- The exercise
Each line of the material below should be reproduced exactly.

- Material supplied
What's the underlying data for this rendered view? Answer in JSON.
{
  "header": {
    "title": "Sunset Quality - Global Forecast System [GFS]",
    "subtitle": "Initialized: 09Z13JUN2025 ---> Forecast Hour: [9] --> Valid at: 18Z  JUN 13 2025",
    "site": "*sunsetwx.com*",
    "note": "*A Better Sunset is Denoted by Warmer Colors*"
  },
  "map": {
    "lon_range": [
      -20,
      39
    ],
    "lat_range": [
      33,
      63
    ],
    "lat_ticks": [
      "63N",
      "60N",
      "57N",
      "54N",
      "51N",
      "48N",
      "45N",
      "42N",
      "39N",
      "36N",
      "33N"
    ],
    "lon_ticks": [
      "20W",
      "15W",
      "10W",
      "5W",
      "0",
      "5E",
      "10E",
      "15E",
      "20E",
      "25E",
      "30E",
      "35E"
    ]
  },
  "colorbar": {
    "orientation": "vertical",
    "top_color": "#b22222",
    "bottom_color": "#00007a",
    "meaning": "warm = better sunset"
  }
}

- Exercise response
What's the underlying data for this rendered view? Answer in JSON.
{
  "header": {
    "title": "Sunset Quality - Global Forecast System [GFS]",
    "subtitle": "Initialized: 09Z13JUN2025 ---> Forecast Hour: [9] --> Valid at: 18Z  JUN 13 2025",
    "site": "*sunsetwx.com*",
    "note": "*A Better Sunset is Denoted by Warmer Colors*"
  },
  "map": {
    "lon_range": [
      -20,
      39
    ],
    "lat_range": [
      33,
      63
    ],
    "lat_ticks": [
      "63N",
      "60N",
      "57N",
      "54N",
      "51N",
      "48N",
      "45N",
      "42N",
      "39N",
      "36N",
      "33N"
    ],
    "lon_ticks": [
      "20W",
      "15W",
      "10W",
      "5W",
      "0",
      "5E",
      "10E",
      "15E",
      "20E",
      "25E",
      "30E",
      "35E"
    ]
  },
  "colorbar": {
    "orientation": "vertical",
    "top_color": "#b22222",
    "bottom_color": "#00007a",
    "meaning": "warm = better sunset"
  }
}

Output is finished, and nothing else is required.